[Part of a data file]
▼
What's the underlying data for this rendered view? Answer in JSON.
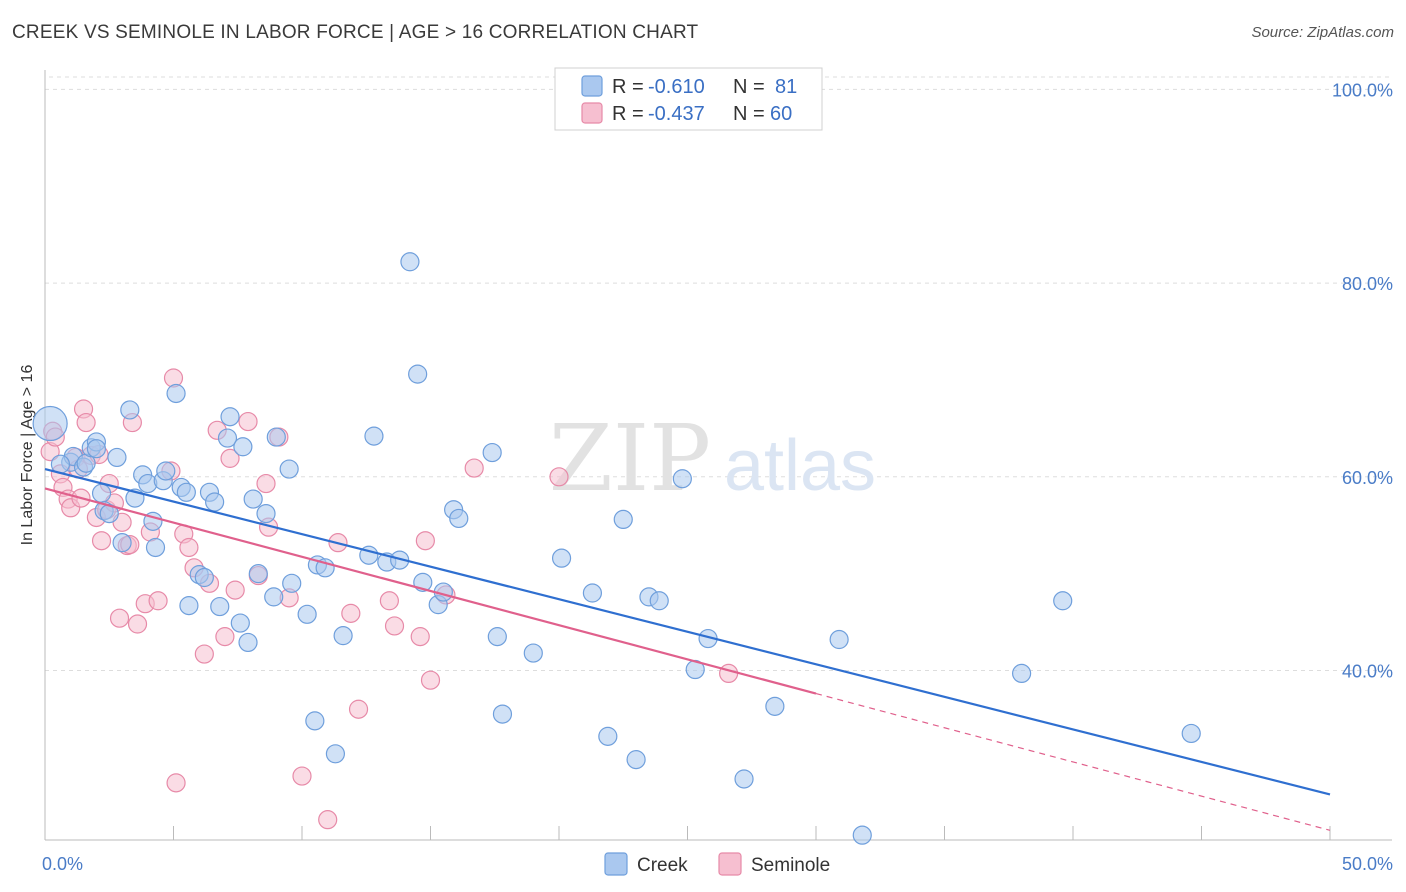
{
  "title": "CREEK VS SEMINOLE IN LABOR FORCE | AGE > 16 CORRELATION CHART",
  "source": "Source: ZipAtlas.com",
  "watermark": {
    "zip": "ZIP",
    "atlas": "atlas"
  },
  "colors": {
    "creek_fill": "#aac8ef",
    "creek_stroke": "#6f9fdc",
    "creek_line": "#2f6fd0",
    "seminole_fill": "#f6bfd0",
    "seminole_stroke": "#e78aa8",
    "seminole_line": "#e0608c",
    "tick_label": "#4a7cc7",
    "grid": "#dddddd"
  },
  "legend": {
    "items": [
      {
        "r_label": "R =",
        "r_value": "-0.610",
        "n_label": "N =",
        "n_value": "81"
      },
      {
        "r_label": "R =",
        "r_value": "-0.437",
        "n_label": "N =",
        "n_value": "60"
      }
    ]
  },
  "chart_data": {
    "type": "scatter",
    "title": "CREEK VS SEMINOLE IN LABOR FORCE | AGE > 16 CORRELATION CHART",
    "xlabel": "",
    "ylabel": "In Labor Force | Age > 16",
    "xlim": [
      0,
      50
    ],
    "ylim": [
      22.5,
      102
    ],
    "x_tick_labels": [
      {
        "value": 0,
        "label": "0.0%"
      },
      {
        "value": 50,
        "label": "50.0%"
      }
    ],
    "y_tick_labels": [
      {
        "value": 100,
        "label": "100.0%"
      },
      {
        "value": 80,
        "label": "80.0%"
      },
      {
        "value": 60,
        "label": "60.0%"
      },
      {
        "value": 40,
        "label": "40.0%"
      }
    ],
    "grid": true,
    "legend_position": "top-center",
    "series": [
      {
        "name": "Creek",
        "r": -0.61,
        "n": 81,
        "trend": {
          "x0": 0,
          "y0": 60.8,
          "x1": 50,
          "y1": 27.2,
          "solid_until": 50
        },
        "points": [
          [
            0.2,
            65.5
          ],
          [
            1.0,
            61.5
          ],
          [
            1.1,
            62.1
          ],
          [
            1.5,
            61.0
          ],
          [
            1.6,
            61.4
          ],
          [
            1.8,
            63.0
          ],
          [
            2.0,
            63.6
          ],
          [
            2.0,
            62.9
          ],
          [
            2.2,
            58.3
          ],
          [
            2.3,
            56.5
          ],
          [
            2.5,
            56.2
          ],
          [
            2.8,
            62.0
          ],
          [
            3.0,
            53.2
          ],
          [
            3.3,
            66.9
          ],
          [
            3.5,
            57.8
          ],
          [
            3.8,
            60.2
          ],
          [
            4.0,
            59.3
          ],
          [
            4.2,
            55.4
          ],
          [
            4.3,
            52.7
          ],
          [
            4.6,
            59.6
          ],
          [
            4.7,
            60.6
          ],
          [
            5.1,
            68.6
          ],
          [
            5.3,
            58.9
          ],
          [
            5.5,
            58.4
          ],
          [
            5.6,
            46.7
          ],
          [
            6.0,
            49.9
          ],
          [
            6.2,
            49.6
          ],
          [
            6.4,
            58.4
          ],
          [
            6.6,
            57.4
          ],
          [
            6.8,
            46.6
          ],
          [
            7.1,
            64.0
          ],
          [
            7.2,
            66.2
          ],
          [
            7.6,
            44.9
          ],
          [
            7.7,
            63.1
          ],
          [
            7.9,
            42.9
          ],
          [
            8.1,
            57.7
          ],
          [
            8.3,
            50.0
          ],
          [
            8.6,
            56.2
          ],
          [
            8.9,
            47.6
          ],
          [
            9.0,
            64.1
          ],
          [
            9.5,
            60.8
          ],
          [
            9.6,
            49.0
          ],
          [
            10.2,
            45.8
          ],
          [
            10.5,
            34.8
          ],
          [
            10.6,
            50.9
          ],
          [
            10.9,
            50.6
          ],
          [
            11.3,
            31.4
          ],
          [
            11.6,
            43.6
          ],
          [
            12.6,
            51.9
          ],
          [
            12.8,
            64.2
          ],
          [
            13.3,
            51.2
          ],
          [
            13.8,
            51.4
          ],
          [
            14.2,
            82.2
          ],
          [
            14.5,
            70.6
          ],
          [
            14.7,
            49.1
          ],
          [
            15.3,
            46.8
          ],
          [
            15.5,
            48.1
          ],
          [
            15.9,
            56.6
          ],
          [
            16.1,
            55.7
          ],
          [
            17.4,
            62.5
          ],
          [
            17.6,
            43.5
          ],
          [
            17.8,
            35.5
          ],
          [
            19.0,
            41.8
          ],
          [
            20.1,
            51.6
          ],
          [
            21.3,
            48.0
          ],
          [
            21.9,
            33.2
          ],
          [
            22.5,
            55.6
          ],
          [
            23.0,
            30.8
          ],
          [
            23.5,
            47.6
          ],
          [
            23.9,
            47.2
          ],
          [
            24.8,
            59.8
          ],
          [
            25.3,
            40.1
          ],
          [
            25.8,
            43.3
          ],
          [
            27.2,
            28.8
          ],
          [
            28.4,
            36.3
          ],
          [
            30.9,
            43.2
          ],
          [
            31.8,
            23.0
          ],
          [
            38.0,
            39.7
          ],
          [
            39.6,
            47.2
          ],
          [
            44.6,
            33.5
          ],
          [
            0.6,
            61.3
          ]
        ]
      },
      {
        "name": "Seminole",
        "r": -0.437,
        "n": 60,
        "trend": {
          "x0": 0,
          "y0": 58.8,
          "x1": 50,
          "y1": 23.5,
          "solid_until": 30
        },
        "points": [
          [
            0.2,
            62.6
          ],
          [
            0.3,
            64.7
          ],
          [
            0.4,
            64.1
          ],
          [
            0.6,
            60.3
          ],
          [
            0.7,
            58.9
          ],
          [
            0.9,
            57.7
          ],
          [
            1.0,
            56.8
          ],
          [
            1.2,
            62.0
          ],
          [
            1.4,
            57.8
          ],
          [
            1.5,
            67.0
          ],
          [
            1.6,
            65.6
          ],
          [
            1.8,
            62.2
          ],
          [
            2.0,
            55.8
          ],
          [
            2.2,
            53.4
          ],
          [
            2.4,
            56.6
          ],
          [
            2.5,
            59.3
          ],
          [
            2.7,
            57.3
          ],
          [
            2.9,
            45.4
          ],
          [
            3.0,
            55.3
          ],
          [
            3.2,
            52.9
          ],
          [
            3.4,
            65.6
          ],
          [
            3.6,
            44.8
          ],
          [
            3.9,
            46.9
          ],
          [
            4.1,
            54.3
          ],
          [
            4.4,
            47.2
          ],
          [
            4.9,
            60.6
          ],
          [
            5.0,
            70.2
          ],
          [
            5.1,
            28.4
          ],
          [
            5.4,
            54.1
          ],
          [
            5.6,
            52.7
          ],
          [
            5.8,
            50.6
          ],
          [
            6.2,
            41.7
          ],
          [
            6.7,
            64.8
          ],
          [
            7.0,
            43.5
          ],
          [
            7.2,
            61.9
          ],
          [
            7.4,
            48.3
          ],
          [
            7.9,
            65.7
          ],
          [
            8.3,
            49.8
          ],
          [
            8.6,
            59.3
          ],
          [
            8.7,
            54.8
          ],
          [
            9.1,
            64.1
          ],
          [
            9.5,
            47.5
          ],
          [
            10.0,
            29.1
          ],
          [
            11.0,
            24.6
          ],
          [
            11.4,
            53.2
          ],
          [
            11.9,
            45.9
          ],
          [
            13.4,
            47.2
          ],
          [
            13.6,
            44.6
          ],
          [
            14.6,
            43.5
          ],
          [
            14.8,
            53.4
          ],
          [
            15.0,
            39.0
          ],
          [
            15.6,
            47.8
          ],
          [
            16.7,
            60.9
          ],
          [
            20.0,
            60.0
          ],
          [
            26.6,
            39.7
          ],
          [
            1.3,
            60.8
          ],
          [
            2.1,
            62.3
          ],
          [
            3.3,
            53.0
          ],
          [
            6.4,
            49.0
          ],
          [
            12.2,
            36.0
          ]
        ]
      }
    ]
  }
}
▲
- _YOUR GOAL_:
Copy the data character for character, but drop all pictures from the copy.

- _EXERCISE RESPONSE_:
What's the underlying data for this rendered view? Answer in JSON.
{
  "title": "CREEK VS SEMINOLE IN LABOR FORCE | AGE > 16 CORRELATION CHART",
  "source": "Source: ZipAtlas.com",
  "watermark": {
    "zip": "ZIP",
    "atlas": "atlas"
  },
  "colors": {
    "creek_fill": "#aac8ef",
    "creek_stroke": "#6f9fdc",
    "creek_line": "#2f6fd0",
    "seminole_fill": "#f6bfd0",
    "seminole_stroke": "#e78aa8",
    "seminole_line": "#e0608c",
    "tick_label": "#4a7cc7",
    "grid": "#dddddd"
  },
  "legend": {
    "items": [
      {
        "r_label": "R =",
        "r_value": "-0.610",
        "n_label": "N =",
        "n_value": "81"
      },
      {
        "r_label": "R =",
        "r_value": "-0.437",
        "n_label": "N =",
        "n_value": "60"
      }
    ]
  },
  "chart_data": {
    "type": "scatter",
    "title": "CREEK VS SEMINOLE IN LABOR FORCE | AGE > 16 CORRELATION CHART",
    "xlabel": "",
    "ylabel": "In Labor Force | Age > 16",
    "xlim": [
      0,
      50
    ],
    "ylim": [
      22.5,
      102
    ],
    "x_tick_labels": [
      {
        "value": 0,
        "label": "0.0%"
      },
      {
        "value": 50,
        "label": "50.0%"
      }
    ],
    "y_tick_labels": [
      {
        "value": 100,
        "label": "100.0%"
      },
      {
        "value": 80,
        "label": "80.0%"
      },
      {
        "value": 60,
        "label": "60.0%"
      },
      {
        "value": 40,
        "label": "40.0%"
      }
    ],
    "grid": true,
    "legend_position": "top-center",
    "series": [
      {
        "name": "Creek",
        "r": -0.61,
        "n": 81,
        "trend": {
          "x0": 0,
          "y0": 60.8,
          "x1": 50,
          "y1": 27.2,
          "solid_until": 50
        },
        "points": [
          [
            0.2,
            65.5
          ],
          [
            1.0,
            61.5
          ],
          [
            1.1,
            62.1
          ],
          [
            1.5,
            61.0
          ],
          [
            1.6,
            61.4
          ],
          [
            1.8,
            63.0
          ],
          [
            2.0,
            63.6
          ],
          [
            2.0,
            62.9
          ],
          [
            2.2,
            58.3
          ],
          [
            2.3,
            56.5
          ],
          [
            2.5,
            56.2
          ],
          [
            2.8,
            62.0
          ],
          [
            3.0,
            53.2
          ],
          [
            3.3,
            66.9
          ],
          [
            3.5,
            57.8
          ],
          [
            3.8,
            60.2
          ],
          [
            4.0,
            59.3
          ],
          [
            4.2,
            55.4
          ],
          [
            4.3,
            52.7
          ],
          [
            4.6,
            59.6
          ],
          [
            4.7,
            60.6
          ],
          [
            5.1,
            68.6
          ],
          [
            5.3,
            58.9
          ],
          [
            5.5,
            58.4
          ],
          [
            5.6,
            46.7
          ],
          [
            6.0,
            49.9
          ],
          [
            6.2,
            49.6
          ],
          [
            6.4,
            58.4
          ],
          [
            6.6,
            57.4
          ],
          [
            6.8,
            46.6
          ],
          [
            7.1,
            64.0
          ],
          [
            7.2,
            66.2
          ],
          [
            7.6,
            44.9
          ],
          [
            7.7,
            63.1
          ],
          [
            7.9,
            42.9
          ],
          [
            8.1,
            57.7
          ],
          [
            8.3,
            50.0
          ],
          [
            8.6,
            56.2
          ],
          [
            8.9,
            47.6
          ],
          [
            9.0,
            64.1
          ],
          [
            9.5,
            60.8
          ],
          [
            9.6,
            49.0
          ],
          [
            10.2,
            45.8
          ],
          [
            10.5,
            34.8
          ],
          [
            10.6,
            50.9
          ],
          [
            10.9,
            50.6
          ],
          [
            11.3,
            31.4
          ],
          [
            11.6,
            43.6
          ],
          [
            12.6,
            51.9
          ],
          [
            12.8,
            64.2
          ],
          [
            13.3,
            51.2
          ],
          [
            13.8,
            51.4
          ],
          [
            14.2,
            82.2
          ],
          [
            14.5,
            70.6
          ],
          [
            14.7,
            49.1
          ],
          [
            15.3,
            46.8
          ],
          [
            15.5,
            48.1
          ],
          [
            15.9,
            56.6
          ],
          [
            16.1,
            55.7
          ],
          [
            17.4,
            62.5
          ],
          [
            17.6,
            43.5
          ],
          [
            17.8,
            35.5
          ],
          [
            19.0,
            41.8
          ],
          [
            20.1,
            51.6
          ],
          [
            21.3,
            48.0
          ],
          [
            21.9,
            33.2
          ],
          [
            22.5,
            55.6
          ],
          [
            23.0,
            30.8
          ],
          [
            23.5,
            47.6
          ],
          [
            23.9,
            47.2
          ],
          [
            24.8,
            59.8
          ],
          [
            25.3,
            40.1
          ],
          [
            25.8,
            43.3
          ],
          [
            27.2,
            28.8
          ],
          [
            28.4,
            36.3
          ],
          [
            30.9,
            43.2
          ],
          [
            31.8,
            23.0
          ],
          [
            38.0,
            39.7
          ],
          [
            39.6,
            47.2
          ],
          [
            44.6,
            33.5
          ],
          [
            0.6,
            61.3
          ]
        ]
      },
      {
        "name": "Seminole",
        "r": -0.437,
        "n": 60,
        "trend": {
          "x0": 0,
          "y0": 58.8,
          "x1": 50,
          "y1": 23.5,
          "solid_until": 30
        },
        "points": [
          [
            0.2,
            62.6
          ],
          [
            0.3,
            64.7
          ],
          [
            0.4,
            64.1
          ],
          [
            0.6,
            60.3
          ],
          [
            0.7,
            58.9
          ],
          [
            0.9,
            57.7
          ],
          [
            1.0,
            56.8
          ],
          [
            1.2,
            62.0
          ],
          [
            1.4,
            57.8
          ],
          [
            1.5,
            67.0
          ],
          [
            1.6,
            65.6
          ],
          [
            1.8,
            62.2
          ],
          [
            2.0,
            55.8
          ],
          [
            2.2,
            53.4
          ],
          [
            2.4,
            56.6
          ],
          [
            2.5,
            59.3
          ],
          [
            2.7,
            57.3
          ],
          [
            2.9,
            45.4
          ],
          [
            3.0,
            55.3
          ],
          [
            3.2,
            52.9
          ],
          [
            3.4,
            65.6
          ],
          [
            3.6,
            44.8
          ],
          [
            3.9,
            46.9
          ],
          [
            4.1,
            54.3
          ],
          [
            4.4,
            47.2
          ],
          [
            4.9,
            60.6
          ],
          [
            5.0,
            70.2
          ],
          [
            5.1,
            28.4
          ],
          [
            5.4,
            54.1
          ],
          [
            5.6,
            52.7
          ],
          [
            5.8,
            50.6
          ],
          [
            6.2,
            41.7
          ],
          [
            6.7,
            64.8
          ],
          [
            7.0,
            43.5
          ],
          [
            7.2,
            61.9
          ],
          [
            7.4,
            48.3
          ],
          [
            7.9,
            65.7
          ],
          [
            8.3,
            49.8
          ],
          [
            8.6,
            59.3
          ],
          [
            8.7,
            54.8
          ],
          [
            9.1,
            64.1
          ],
          [
            9.5,
            47.5
          ],
          [
            10.0,
            29.1
          ],
          [
            11.0,
            24.6
          ],
          [
            11.4,
            53.2
          ],
          [
            11.9,
            45.9
          ],
          [
            13.4,
            47.2
          ],
          [
            13.6,
            44.6
          ],
          [
            14.6,
            43.5
          ],
          [
            14.8,
            53.4
          ],
          [
            15.0,
            39.0
          ],
          [
            15.6,
            47.8
          ],
          [
            16.7,
            60.9
          ],
          [
            20.0,
            60.0
          ],
          [
            26.6,
            39.7
          ],
          [
            1.3,
            60.8
          ],
          [
            2.1,
            62.3
          ],
          [
            3.3,
            53.0
          ],
          [
            6.4,
            49.0
          ],
          [
            12.2,
            36.0
          ]
        ]
      }
    ]
  }
}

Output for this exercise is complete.